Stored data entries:
-- Start --

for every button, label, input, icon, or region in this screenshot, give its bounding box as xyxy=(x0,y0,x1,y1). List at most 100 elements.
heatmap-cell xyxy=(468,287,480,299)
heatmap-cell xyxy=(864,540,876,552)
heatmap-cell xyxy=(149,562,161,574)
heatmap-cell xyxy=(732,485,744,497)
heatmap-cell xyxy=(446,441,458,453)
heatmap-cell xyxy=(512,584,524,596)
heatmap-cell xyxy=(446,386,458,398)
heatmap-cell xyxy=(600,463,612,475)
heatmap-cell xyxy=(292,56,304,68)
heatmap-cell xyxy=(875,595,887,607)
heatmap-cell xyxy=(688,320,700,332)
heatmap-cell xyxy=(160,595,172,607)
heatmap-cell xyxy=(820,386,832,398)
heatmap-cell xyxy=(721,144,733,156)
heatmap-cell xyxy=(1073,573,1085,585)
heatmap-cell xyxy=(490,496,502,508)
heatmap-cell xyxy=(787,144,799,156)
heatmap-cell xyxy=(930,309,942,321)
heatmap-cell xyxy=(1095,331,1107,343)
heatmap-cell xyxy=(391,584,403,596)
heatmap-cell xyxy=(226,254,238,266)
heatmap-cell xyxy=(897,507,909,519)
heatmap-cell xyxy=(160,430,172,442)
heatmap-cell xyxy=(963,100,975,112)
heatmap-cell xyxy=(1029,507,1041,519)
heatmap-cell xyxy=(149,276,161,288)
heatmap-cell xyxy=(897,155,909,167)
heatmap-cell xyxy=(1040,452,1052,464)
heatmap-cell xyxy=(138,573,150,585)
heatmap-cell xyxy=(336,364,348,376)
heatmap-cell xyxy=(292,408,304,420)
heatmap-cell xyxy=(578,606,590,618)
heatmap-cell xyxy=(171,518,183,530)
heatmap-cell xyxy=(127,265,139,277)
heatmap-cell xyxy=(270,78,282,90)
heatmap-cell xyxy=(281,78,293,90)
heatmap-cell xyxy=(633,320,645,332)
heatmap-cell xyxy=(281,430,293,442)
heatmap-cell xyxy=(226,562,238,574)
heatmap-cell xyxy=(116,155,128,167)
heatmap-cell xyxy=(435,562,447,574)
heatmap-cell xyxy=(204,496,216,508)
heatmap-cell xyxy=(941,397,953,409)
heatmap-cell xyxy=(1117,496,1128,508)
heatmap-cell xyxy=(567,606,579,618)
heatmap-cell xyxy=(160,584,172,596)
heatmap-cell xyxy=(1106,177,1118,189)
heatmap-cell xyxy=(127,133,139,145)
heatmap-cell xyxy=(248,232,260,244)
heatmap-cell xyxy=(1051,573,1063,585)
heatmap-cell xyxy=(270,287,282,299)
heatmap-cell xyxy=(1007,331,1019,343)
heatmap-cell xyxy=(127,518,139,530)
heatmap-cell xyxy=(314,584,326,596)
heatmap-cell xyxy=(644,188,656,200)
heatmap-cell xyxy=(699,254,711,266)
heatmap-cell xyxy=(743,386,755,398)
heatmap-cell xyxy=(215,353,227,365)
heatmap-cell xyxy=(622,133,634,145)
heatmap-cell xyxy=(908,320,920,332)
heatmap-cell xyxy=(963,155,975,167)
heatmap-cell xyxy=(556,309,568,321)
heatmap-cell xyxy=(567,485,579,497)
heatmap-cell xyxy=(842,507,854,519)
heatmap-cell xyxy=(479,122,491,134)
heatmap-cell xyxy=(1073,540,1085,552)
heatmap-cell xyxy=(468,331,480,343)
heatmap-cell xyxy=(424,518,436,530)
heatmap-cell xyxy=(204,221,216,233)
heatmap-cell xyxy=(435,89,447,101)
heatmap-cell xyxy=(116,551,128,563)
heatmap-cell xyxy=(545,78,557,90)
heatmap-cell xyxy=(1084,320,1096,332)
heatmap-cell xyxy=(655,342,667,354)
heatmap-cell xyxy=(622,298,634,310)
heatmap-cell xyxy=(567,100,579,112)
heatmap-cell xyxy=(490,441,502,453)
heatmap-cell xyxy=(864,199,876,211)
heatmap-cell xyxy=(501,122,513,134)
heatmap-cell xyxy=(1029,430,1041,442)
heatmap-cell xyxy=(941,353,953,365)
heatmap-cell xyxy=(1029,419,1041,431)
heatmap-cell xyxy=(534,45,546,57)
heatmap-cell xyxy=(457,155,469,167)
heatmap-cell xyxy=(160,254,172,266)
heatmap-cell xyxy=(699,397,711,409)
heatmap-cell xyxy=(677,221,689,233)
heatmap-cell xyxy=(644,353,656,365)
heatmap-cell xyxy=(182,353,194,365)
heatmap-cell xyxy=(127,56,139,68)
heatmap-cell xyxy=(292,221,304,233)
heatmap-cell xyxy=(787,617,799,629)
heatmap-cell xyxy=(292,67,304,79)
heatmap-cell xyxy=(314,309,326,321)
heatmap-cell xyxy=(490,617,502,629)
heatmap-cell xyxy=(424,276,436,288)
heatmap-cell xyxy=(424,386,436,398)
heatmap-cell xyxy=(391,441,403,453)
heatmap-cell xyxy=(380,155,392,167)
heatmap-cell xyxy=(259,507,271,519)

-- End --

Exercise requirements: Render every line of the data above as a JSON list of strings, one string per line, and leave out any blank lines.

Result of the task:
[
  "for every button, label, input, icon, or region in this screenshot, give its bounding box as xyxy=(x0,y0,x1,y1). List at most 100 elements.",
  "heatmap-cell xyxy=(468,287,480,299)",
  "heatmap-cell xyxy=(864,540,876,552)",
  "heatmap-cell xyxy=(149,562,161,574)",
  "heatmap-cell xyxy=(732,485,744,497)",
  "heatmap-cell xyxy=(446,441,458,453)",
  "heatmap-cell xyxy=(512,584,524,596)",
  "heatmap-cell xyxy=(446,386,458,398)",
  "heatmap-cell xyxy=(600,463,612,475)",
  "heatmap-cell xyxy=(292,56,304,68)",
  "heatmap-cell xyxy=(875,595,887,607)",
  "heatmap-cell xyxy=(688,320,700,332)",
  "heatmap-cell xyxy=(160,595,172,607)",
  "heatmap-cell xyxy=(820,386,832,398)",
  "heatmap-cell xyxy=(721,144,733,156)",
  "heatmap-cell xyxy=(1073,573,1085,585)",
  "heatmap-cell xyxy=(490,496,502,508)",
  "heatmap-cell xyxy=(787,144,799,156)",
  "heatmap-cell xyxy=(930,309,942,321)",
  "heatmap-cell xyxy=(1095,331,1107,343)",
  "heatmap-cell xyxy=(391,584,403,596)",
  "heatmap-cell xyxy=(226,254,238,266)",
  "heatmap-cell xyxy=(897,507,909,519)",
  "heatmap-cell xyxy=(160,430,172,442)",
  "heatmap-cell xyxy=(963,100,975,112)",
  "heatmap-cell xyxy=(1029,507,1041,519)",
  "heatmap-cell xyxy=(149,276,161,288)",
  "heatmap-cell xyxy=(897,155,909,167)",
  "heatmap-cell xyxy=(1040,452,1052,464)",
  "heatmap-cell xyxy=(138,573,150,585)",
  "heatmap-cell xyxy=(336,364,348,376)",
  "heatmap-cell xyxy=(292,408,304,420)",
  "heatmap-cell xyxy=(578,606,590,618)",
  "heatmap-cell xyxy=(171,518,183,530)",
  "heatmap-cell xyxy=(127,265,139,277)",
  "heatmap-cell xyxy=(270,78,282,90)",
  "heatmap-cell xyxy=(281,78,293,90)",
  "heatmap-cell xyxy=(633,320,645,332)",
  "heatmap-cell xyxy=(281,430,293,442)",
  "heatmap-cell xyxy=(226,562,238,574)",
  "heatmap-cell xyxy=(116,155,128,167)",
  "heatmap-cell xyxy=(435,562,447,574)",
  "heatmap-cell xyxy=(204,496,216,508)",
  "heatmap-cell xyxy=(941,397,953,409)",
  "heatmap-cell xyxy=(1117,496,1128,508)",
  "heatmap-cell xyxy=(567,606,579,618)",
  "heatmap-cell xyxy=(160,584,172,596)",
  "heatmap-cell xyxy=(1106,177,1118,189)",
  "heatmap-cell xyxy=(127,133,139,145)",
  "heatmap-cell xyxy=(248,232,260,244)",
  "heatmap-cell xyxy=(1051,573,1063,585)",
  "heatmap-cell xyxy=(270,287,282,299)",
  "heatmap-cell xyxy=(1007,331,1019,343)",
  "heatmap-cell xyxy=(127,518,139,530)",
  "heatmap-cell xyxy=(314,584,326,596)",
  "heatmap-cell xyxy=(644,188,656,200)",
  "heatmap-cell xyxy=(699,254,711,266)",
  "heatmap-cell xyxy=(743,386,755,398)",
  "heatmap-cell xyxy=(215,353,227,365)",
  "heatmap-cell xyxy=(622,133,634,145)",
  "heatmap-cell xyxy=(908,320,920,332)",
  "heatmap-cell xyxy=(963,155,975,167)",
  "heatmap-cell xyxy=(556,309,568,321)",
  "heatmap-cell xyxy=(567,485,579,497)",
  "heatmap-cell xyxy=(842,507,854,519)",
  "heatmap-cell xyxy=(479,122,491,134)",
  "heatmap-cell xyxy=(1073,540,1085,552)",
  "heatmap-cell xyxy=(468,331,480,343)",
  "heatmap-cell xyxy=(424,518,436,530)",
  "heatmap-cell xyxy=(204,221,216,233)",
  "heatmap-cell xyxy=(435,89,447,101)",
  "heatmap-cell xyxy=(116,551,128,563)",
  "heatmap-cell xyxy=(545,78,557,90)",
  "heatmap-cell xyxy=(1084,320,1096,332)",
  "heatmap-cell xyxy=(655,342,667,354)",
  "heatmap-cell xyxy=(622,298,634,310)",
  "heatmap-cell xyxy=(567,100,579,112)",
  "heatmap-cell xyxy=(490,441,502,453)",
  "heatmap-cell xyxy=(864,199,876,211)",
  "heatmap-cell xyxy=(501,122,513,134)",
  "heatmap-cell xyxy=(1029,430,1041,442)",
  "heatmap-cell xyxy=(941,353,953,365)",
  "heatmap-cell xyxy=(1029,419,1041,431)",
  "heatmap-cell xyxy=(534,45,546,57)",
  "heatmap-cell xyxy=(457,155,469,167)",
  "heatmap-cell xyxy=(160,254,172,266)",
  "heatmap-cell xyxy=(699,397,711,409)",
  "heatmap-cell xyxy=(677,221,689,233)",
  "heatmap-cell xyxy=(644,353,656,365)",
  "heatmap-cell xyxy=(182,353,194,365)",
  "heatmap-cell xyxy=(127,56,139,68)",
  "heatmap-cell xyxy=(292,221,304,233)",
  "heatmap-cell xyxy=(787,617,799,629)",
  "heatmap-cell xyxy=(292,67,304,79)",
  "heatmap-cell xyxy=(314,309,326,321)",
  "heatmap-cell xyxy=(490,617,502,629)",
  "heatmap-cell xyxy=(424,276,436,288)",
  "heatmap-cell xyxy=(424,386,436,398)",
  "heatmap-cell xyxy=(391,441,403,453)",
  "heatmap-cell xyxy=(380,155,392,167)",
  "heatmap-cell xyxy=(259,507,271,519)"
]